» **Short problem**
Retype all of the data exactly as given.

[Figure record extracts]

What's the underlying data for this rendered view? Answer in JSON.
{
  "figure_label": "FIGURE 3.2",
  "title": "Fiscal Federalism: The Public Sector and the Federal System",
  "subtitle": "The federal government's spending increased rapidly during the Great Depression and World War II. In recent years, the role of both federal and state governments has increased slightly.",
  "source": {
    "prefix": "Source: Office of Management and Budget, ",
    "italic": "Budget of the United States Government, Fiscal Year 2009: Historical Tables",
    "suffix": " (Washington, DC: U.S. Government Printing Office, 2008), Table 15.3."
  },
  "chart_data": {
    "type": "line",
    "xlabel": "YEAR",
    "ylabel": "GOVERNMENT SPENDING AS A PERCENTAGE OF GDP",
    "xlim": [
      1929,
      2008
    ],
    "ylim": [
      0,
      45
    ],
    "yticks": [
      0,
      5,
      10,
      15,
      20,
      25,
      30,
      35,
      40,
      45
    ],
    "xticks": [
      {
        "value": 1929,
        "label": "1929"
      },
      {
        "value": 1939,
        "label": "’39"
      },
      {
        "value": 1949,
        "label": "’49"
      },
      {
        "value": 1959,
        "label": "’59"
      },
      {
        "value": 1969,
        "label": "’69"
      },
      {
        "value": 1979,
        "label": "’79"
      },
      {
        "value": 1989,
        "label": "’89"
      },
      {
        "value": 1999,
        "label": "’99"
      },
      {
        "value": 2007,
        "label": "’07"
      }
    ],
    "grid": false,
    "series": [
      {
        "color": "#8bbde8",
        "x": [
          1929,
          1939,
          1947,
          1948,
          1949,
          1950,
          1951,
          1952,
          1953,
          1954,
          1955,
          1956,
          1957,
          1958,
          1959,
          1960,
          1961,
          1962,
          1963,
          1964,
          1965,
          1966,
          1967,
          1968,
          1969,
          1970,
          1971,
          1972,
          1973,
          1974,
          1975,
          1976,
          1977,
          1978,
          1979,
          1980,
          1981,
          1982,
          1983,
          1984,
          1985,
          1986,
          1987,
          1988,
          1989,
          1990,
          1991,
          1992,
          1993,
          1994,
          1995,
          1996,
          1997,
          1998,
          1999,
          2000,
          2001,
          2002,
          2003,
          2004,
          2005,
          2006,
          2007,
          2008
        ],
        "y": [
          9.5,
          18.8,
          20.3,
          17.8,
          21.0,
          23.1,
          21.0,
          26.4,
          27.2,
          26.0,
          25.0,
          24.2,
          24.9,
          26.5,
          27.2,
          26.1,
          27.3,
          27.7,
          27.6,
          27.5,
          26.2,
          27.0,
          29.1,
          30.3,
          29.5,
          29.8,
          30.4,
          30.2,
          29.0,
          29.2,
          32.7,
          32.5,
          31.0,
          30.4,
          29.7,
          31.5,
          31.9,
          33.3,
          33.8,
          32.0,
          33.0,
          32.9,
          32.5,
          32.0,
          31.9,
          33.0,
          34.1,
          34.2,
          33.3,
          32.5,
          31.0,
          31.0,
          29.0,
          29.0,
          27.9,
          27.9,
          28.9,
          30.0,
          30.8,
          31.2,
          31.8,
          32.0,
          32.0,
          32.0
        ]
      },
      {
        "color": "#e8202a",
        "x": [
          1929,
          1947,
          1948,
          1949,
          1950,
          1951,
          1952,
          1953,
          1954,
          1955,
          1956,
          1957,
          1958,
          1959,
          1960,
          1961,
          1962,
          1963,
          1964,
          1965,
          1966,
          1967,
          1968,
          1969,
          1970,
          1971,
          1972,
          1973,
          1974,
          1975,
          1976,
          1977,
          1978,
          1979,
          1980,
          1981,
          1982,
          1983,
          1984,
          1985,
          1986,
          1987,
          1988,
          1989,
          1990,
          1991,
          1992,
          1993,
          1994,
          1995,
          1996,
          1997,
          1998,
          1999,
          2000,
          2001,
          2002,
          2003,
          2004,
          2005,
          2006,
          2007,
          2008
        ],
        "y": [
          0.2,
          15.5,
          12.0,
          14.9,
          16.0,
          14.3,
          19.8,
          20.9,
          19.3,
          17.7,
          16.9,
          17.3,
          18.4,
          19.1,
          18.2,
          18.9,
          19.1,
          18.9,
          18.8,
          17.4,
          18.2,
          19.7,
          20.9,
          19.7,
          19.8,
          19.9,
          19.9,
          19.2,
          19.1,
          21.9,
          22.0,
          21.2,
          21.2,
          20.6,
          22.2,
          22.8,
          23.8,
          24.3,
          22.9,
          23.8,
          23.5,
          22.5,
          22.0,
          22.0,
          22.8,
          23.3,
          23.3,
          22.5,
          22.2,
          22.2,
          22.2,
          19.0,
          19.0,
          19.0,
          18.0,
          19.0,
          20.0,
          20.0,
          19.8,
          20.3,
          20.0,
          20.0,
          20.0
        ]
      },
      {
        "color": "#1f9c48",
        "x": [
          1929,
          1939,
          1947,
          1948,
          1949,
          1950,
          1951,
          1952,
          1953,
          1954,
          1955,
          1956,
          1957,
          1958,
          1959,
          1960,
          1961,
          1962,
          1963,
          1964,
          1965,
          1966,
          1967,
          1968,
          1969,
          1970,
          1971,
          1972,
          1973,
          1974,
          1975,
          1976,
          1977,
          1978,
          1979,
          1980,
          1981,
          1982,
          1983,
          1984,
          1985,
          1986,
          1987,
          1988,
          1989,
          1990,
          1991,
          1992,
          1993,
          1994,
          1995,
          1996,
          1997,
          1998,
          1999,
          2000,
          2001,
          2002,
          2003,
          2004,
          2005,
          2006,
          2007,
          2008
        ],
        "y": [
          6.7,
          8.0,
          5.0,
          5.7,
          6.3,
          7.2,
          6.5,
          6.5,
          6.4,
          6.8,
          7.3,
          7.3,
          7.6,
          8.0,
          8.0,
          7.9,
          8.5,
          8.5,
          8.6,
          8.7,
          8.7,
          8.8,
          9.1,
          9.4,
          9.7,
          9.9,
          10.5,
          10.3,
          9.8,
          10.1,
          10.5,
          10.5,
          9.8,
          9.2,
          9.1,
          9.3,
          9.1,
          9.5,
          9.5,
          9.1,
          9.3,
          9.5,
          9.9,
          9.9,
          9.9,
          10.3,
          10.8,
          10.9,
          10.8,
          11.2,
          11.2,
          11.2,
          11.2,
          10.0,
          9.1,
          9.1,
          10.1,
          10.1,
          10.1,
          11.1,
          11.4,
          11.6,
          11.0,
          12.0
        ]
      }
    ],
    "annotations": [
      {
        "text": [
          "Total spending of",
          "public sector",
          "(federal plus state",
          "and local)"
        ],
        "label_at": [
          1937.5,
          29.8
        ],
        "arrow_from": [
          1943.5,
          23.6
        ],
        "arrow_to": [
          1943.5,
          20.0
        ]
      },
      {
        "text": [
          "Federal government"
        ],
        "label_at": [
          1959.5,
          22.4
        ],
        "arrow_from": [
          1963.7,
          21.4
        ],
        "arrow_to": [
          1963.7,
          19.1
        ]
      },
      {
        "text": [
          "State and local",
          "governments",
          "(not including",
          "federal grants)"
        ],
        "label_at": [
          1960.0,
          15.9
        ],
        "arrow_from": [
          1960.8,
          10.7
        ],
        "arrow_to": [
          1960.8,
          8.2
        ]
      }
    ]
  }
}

» **Solution to the exercise**
What's the underlying data for this rendered view? Answer in JSON.
{
  "figure_label": "FIGURE 3.2",
  "title": "Fiscal Federalism: The Public Sector and the Federal System",
  "subtitle": "The federal government's spending increased rapidly during the Great Depression and World War II. In recent years, the role of both federal and state governments has increased slightly.",
  "source": {
    "prefix": "Source: Office of Management and Budget, ",
    "italic": "Budget of the United States Government, Fiscal Year 2009: Historical Tables",
    "suffix": " (Washington, DC: U.S. Government Printing Office, 2008), Table 15.3."
  },
  "chart_data": {
    "type": "line",
    "xlabel": "YEAR",
    "ylabel": "GOVERNMENT SPENDING AS A PERCENTAGE OF GDP",
    "xlim": [
      1929,
      2008
    ],
    "ylim": [
      0,
      45
    ],
    "yticks": [
      0,
      5,
      10,
      15,
      20,
      25,
      30,
      35,
      40,
      45
    ],
    "xticks": [
      {
        "value": 1929,
        "label": "1929"
      },
      {
        "value": 1939,
        "label": "’39"
      },
      {
        "value": 1949,
        "label": "’49"
      },
      {
        "value": 1959,
        "label": "’59"
      },
      {
        "value": 1969,
        "label": "’69"
      },
      {
        "value": 1979,
        "label": "’79"
      },
      {
        "value": 1989,
        "label": "’89"
      },
      {
        "value": 1999,
        "label": "’99"
      },
      {
        "value": 2007,
        "label": "’07"
      }
    ],
    "grid": false,
    "series": [
      {
        "color": "#8bbde8",
        "x": [
          1929,
          1939,
          1947,
          1948,
          1949,
          1950,
          1951,
          1952,
          1953,
          1954,
          1955,
          1956,
          1957,
          1958,
          1959,
          1960,
          1961,
          1962,
          1963,
          1964,
          1965,
          1966,
          1967,
          1968,
          1969,
          1970,
          1971,
          1972,
          1973,
          1974,
          1975,
          1976,
          1977,
          1978,
          1979,
          1980,
          1981,
          1982,
          1983,
          1984,
          1985,
          1986,
          1987,
          1988,
          1989,
          1990,
          1991,
          1992,
          1993,
          1994,
          1995,
          1996,
          1997,
          1998,
          1999,
          2000,
          2001,
          2002,
          2003,
          2004,
          2005,
          2006,
          2007,
          2008
        ],
        "y": [
          9.5,
          18.8,
          20.3,
          17.8,
          21.0,
          23.1,
          21.0,
          26.4,
          27.2,
          26.0,
          25.0,
          24.2,
          24.9,
          26.5,
          27.2,
          26.1,
          27.3,
          27.7,
          27.6,
          27.5,
          26.2,
          27.0,
          29.1,
          30.3,
          29.5,
          29.8,
          30.4,
          30.2,
          29.0,
          29.2,
          32.7,
          32.5,
          31.0,
          30.4,
          29.7,
          31.5,
          31.9,
          33.3,
          33.8,
          32.0,
          33.0,
          32.9,
          32.5,
          32.0,
          31.9,
          33.0,
          34.1,
          34.2,
          33.3,
          32.5,
          31.0,
          31.0,
          29.0,
          29.0,
          27.9,
          27.9,
          28.9,
          30.0,
          30.8,
          31.2,
          31.8,
          32.0,
          32.0,
          32.0
        ]
      },
      {
        "color": "#e8202a",
        "x": [
          1929,
          1947,
          1948,
          1949,
          1950,
          1951,
          1952,
          1953,
          1954,
          1955,
          1956,
          1957,
          1958,
          1959,
          1960,
          1961,
          1962,
          1963,
          1964,
          1965,
          1966,
          1967,
          1968,
          1969,
          1970,
          1971,
          1972,
          1973,
          1974,
          1975,
          1976,
          1977,
          1978,
          1979,
          1980,
          1981,
          1982,
          1983,
          1984,
          1985,
          1986,
          1987,
          1988,
          1989,
          1990,
          1991,
          1992,
          1993,
          1994,
          1995,
          1996,
          1997,
          1998,
          1999,
          2000,
          2001,
          2002,
          2003,
          2004,
          2005,
          2006,
          2007,
          2008
        ],
        "y": [
          0.2,
          15.5,
          12.0,
          14.9,
          16.0,
          14.3,
          19.8,
          20.9,
          19.3,
          17.7,
          16.9,
          17.3,
          18.4,
          19.1,
          18.2,
          18.9,
          19.1,
          18.9,
          18.8,
          17.4,
          18.2,
          19.7,
          20.9,
          19.7,
          19.8,
          19.9,
          19.9,
          19.2,
          19.1,
          21.9,
          22.0,
          21.2,
          21.2,
          20.6,
          22.2,
          22.8,
          23.8,
          24.3,
          22.9,
          23.8,
          23.5,
          22.5,
          22.0,
          22.0,
          22.8,
          23.3,
          23.3,
          22.5,
          22.2,
          22.2,
          22.2,
          19.0,
          19.0,
          19.0,
          18.0,
          19.0,
          20.0,
          20.0,
          19.8,
          20.3,
          20.0,
          20.0,
          20.0
        ]
      },
      {
        "color": "#1f9c48",
        "x": [
          1929,
          1939,
          1947,
          1948,
          1949,
          1950,
          1951,
          1952,
          1953,
          1954,
          1955,
          1956,
          1957,
          1958,
          1959,
          1960,
          1961,
          1962,
          1963,
          1964,
          1965,
          1966,
          1967,
          1968,
          1969,
          1970,
          1971,
          1972,
          1973,
          1974,
          1975,
          1976,
          1977,
          1978,
          1979,
          1980,
          1981,
          1982,
          1983,
          1984,
          1985,
          1986,
          1987,
          1988,
          1989,
          1990,
          1991,
          1992,
          1993,
          1994,
          1995,
          1996,
          1997,
          1998,
          1999,
          2000,
          2001,
          2002,
          2003,
          2004,
          2005,
          2006,
          2007,
          2008
        ],
        "y": [
          6.7,
          8.0,
          5.0,
          5.7,
          6.3,
          7.2,
          6.5,
          6.5,
          6.4,
          6.8,
          7.3,
          7.3,
          7.6,
          8.0,
          8.0,
          7.9,
          8.5,
          8.5,
          8.6,
          8.7,
          8.7,
          8.8,
          9.1,
          9.4,
          9.7,
          9.9,
          10.5,
          10.3,
          9.8,
          10.1,
          10.5,
          10.5,
          9.8,
          9.2,
          9.1,
          9.3,
          9.1,
          9.5,
          9.5,
          9.1,
          9.3,
          9.5,
          9.9,
          9.9,
          9.9,
          10.3,
          10.8,
          10.9,
          10.8,
          11.2,
          11.2,
          11.2,
          11.2,
          10.0,
          9.1,
          9.1,
          10.1,
          10.1,
          10.1,
          11.1,
          11.4,
          11.6,
          11.0,
          12.0
        ]
      }
    ],
    "annotations": [
      {
        "text": [
          "Total spending of",
          "public sector",
          "(federal plus state",
          "and local)"
        ],
        "label_at": [
          1937.5,
          29.8
        ],
        "arrow_from": [
          1943.5,
          23.6
        ],
        "arrow_to": [
          1943.5,
          20.0
        ]
      },
      {
        "text": [
          "Federal government"
        ],
        "label_at": [
          1959.5,
          22.4
        ],
        "arrow_from": [
          1963.7,
          21.4
        ],
        "arrow_to": [
          1963.7,
          19.1
        ]
      },
      {
        "text": [
          "State and local",
          "governments",
          "(not including",
          "federal grants)"
        ],
        "label_at": [
          1960.0,
          15.9
        ],
        "arrow_from": [
          1960.8,
          10.7
        ],
        "arrow_to": [
          1960.8,
          8.2
        ]
      }
    ]
  }
}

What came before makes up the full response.